## WHAT IS ASKED
Which lines hold the word "customers"? Copy each of them from the material.

-------- MATERIAL SHOWN --------

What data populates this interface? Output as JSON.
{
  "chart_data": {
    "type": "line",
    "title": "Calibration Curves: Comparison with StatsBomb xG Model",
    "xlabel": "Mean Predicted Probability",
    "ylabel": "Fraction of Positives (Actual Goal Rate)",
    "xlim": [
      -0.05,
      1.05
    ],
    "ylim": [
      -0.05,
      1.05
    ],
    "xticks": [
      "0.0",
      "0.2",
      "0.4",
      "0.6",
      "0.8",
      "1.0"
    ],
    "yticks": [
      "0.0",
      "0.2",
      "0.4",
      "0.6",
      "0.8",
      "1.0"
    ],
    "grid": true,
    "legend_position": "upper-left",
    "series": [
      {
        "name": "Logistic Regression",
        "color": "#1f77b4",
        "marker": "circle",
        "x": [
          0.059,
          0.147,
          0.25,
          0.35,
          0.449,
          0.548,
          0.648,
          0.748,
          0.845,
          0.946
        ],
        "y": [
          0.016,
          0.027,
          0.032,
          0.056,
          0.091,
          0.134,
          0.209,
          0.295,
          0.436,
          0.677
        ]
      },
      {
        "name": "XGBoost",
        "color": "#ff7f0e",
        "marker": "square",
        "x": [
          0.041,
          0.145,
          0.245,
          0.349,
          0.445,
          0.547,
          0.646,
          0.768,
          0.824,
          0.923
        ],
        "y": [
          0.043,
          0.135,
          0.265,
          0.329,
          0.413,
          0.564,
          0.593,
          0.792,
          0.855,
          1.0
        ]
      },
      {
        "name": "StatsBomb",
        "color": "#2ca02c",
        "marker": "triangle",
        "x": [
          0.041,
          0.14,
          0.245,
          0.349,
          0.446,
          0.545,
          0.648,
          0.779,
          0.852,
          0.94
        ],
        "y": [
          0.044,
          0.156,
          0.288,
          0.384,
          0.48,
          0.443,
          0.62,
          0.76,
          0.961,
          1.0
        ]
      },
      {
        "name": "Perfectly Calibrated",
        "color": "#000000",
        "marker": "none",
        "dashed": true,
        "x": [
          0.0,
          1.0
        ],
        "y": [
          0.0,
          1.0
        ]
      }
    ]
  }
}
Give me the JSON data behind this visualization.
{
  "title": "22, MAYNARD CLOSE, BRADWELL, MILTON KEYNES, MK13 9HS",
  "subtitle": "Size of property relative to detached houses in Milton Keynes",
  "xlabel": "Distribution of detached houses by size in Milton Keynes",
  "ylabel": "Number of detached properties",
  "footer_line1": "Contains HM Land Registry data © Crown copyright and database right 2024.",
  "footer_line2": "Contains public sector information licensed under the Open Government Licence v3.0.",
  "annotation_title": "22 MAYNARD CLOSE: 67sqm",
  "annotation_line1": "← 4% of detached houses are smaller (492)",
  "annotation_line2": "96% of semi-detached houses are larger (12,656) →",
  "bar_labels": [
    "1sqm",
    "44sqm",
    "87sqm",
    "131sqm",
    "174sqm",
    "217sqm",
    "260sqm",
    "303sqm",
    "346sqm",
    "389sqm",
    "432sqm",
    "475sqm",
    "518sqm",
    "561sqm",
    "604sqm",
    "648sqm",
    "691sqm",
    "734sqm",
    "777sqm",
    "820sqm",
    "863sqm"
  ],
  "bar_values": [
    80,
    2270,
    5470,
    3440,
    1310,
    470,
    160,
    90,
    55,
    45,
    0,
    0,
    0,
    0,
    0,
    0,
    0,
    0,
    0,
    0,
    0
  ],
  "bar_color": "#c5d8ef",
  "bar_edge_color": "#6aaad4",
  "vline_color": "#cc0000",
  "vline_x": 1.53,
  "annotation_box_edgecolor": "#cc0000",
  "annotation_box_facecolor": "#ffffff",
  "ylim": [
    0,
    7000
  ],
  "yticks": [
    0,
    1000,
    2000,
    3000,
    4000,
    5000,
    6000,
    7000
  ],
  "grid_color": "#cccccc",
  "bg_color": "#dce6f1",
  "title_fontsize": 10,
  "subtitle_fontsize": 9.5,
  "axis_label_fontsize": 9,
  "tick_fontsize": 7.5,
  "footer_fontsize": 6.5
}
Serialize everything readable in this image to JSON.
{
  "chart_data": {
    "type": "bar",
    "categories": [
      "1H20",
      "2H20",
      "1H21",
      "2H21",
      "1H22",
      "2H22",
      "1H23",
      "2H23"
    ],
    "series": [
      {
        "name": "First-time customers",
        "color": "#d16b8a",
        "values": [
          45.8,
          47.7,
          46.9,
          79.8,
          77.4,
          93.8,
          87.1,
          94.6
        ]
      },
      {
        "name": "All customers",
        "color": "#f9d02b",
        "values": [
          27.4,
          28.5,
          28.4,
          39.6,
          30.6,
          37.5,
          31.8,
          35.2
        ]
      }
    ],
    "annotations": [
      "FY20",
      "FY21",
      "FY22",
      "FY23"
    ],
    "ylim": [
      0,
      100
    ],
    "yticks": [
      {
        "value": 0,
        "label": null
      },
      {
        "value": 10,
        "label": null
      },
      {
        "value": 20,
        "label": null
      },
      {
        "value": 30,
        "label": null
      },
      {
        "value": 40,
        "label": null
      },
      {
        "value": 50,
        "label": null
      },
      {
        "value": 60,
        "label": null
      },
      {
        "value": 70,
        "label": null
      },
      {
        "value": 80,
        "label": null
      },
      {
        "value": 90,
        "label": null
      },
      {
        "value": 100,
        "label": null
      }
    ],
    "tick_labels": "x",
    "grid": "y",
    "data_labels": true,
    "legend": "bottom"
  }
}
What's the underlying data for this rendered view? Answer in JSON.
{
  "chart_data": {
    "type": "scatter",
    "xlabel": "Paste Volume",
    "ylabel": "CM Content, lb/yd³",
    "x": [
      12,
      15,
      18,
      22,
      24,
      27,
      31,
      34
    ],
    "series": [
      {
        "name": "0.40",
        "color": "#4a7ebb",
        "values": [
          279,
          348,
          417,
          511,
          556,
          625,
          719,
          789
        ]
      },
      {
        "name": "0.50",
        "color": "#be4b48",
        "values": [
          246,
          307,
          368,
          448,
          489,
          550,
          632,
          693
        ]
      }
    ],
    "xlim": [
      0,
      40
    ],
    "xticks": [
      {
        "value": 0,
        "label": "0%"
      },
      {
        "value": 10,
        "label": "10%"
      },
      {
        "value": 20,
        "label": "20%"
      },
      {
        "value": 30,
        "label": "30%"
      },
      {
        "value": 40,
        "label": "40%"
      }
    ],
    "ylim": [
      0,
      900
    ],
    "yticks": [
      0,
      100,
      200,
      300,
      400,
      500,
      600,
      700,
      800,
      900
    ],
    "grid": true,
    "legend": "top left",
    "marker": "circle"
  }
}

--------

## COMPLETED EXERCISE
        "name": "First-time customers",
        "name": "All customers",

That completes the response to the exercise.